## What is asked
Print every entry word for word, but omit the pictures.

## Items
(begin)

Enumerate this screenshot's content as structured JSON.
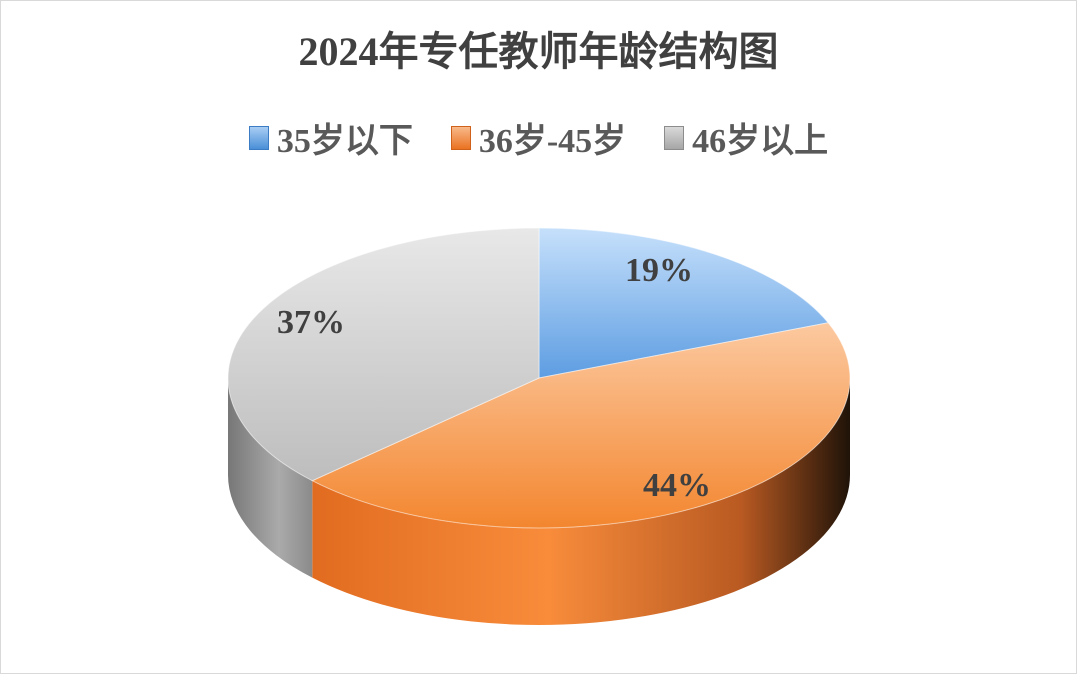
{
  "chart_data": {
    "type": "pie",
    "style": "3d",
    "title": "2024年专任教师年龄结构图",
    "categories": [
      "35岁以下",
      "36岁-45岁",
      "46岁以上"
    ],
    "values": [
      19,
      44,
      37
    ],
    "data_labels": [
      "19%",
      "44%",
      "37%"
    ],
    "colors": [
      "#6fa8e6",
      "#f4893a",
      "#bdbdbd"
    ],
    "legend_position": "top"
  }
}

(end)

## Answer below
Enumerate this screenshot's content as structured JSON.
{
  "chart_data": {
    "type": "pie",
    "style": "3d",
    "title": "2024年专任教师年龄结构图",
    "categories": [
      "35岁以下",
      "36岁-45岁",
      "46岁以上"
    ],
    "values": [
      19,
      44,
      37
    ],
    "data_labels": [
      "19%",
      "44%",
      "37%"
    ],
    "colors": [
      "#6fa8e6",
      "#f4893a",
      "#bdbdbd"
    ],
    "legend_position": "top"
  }
}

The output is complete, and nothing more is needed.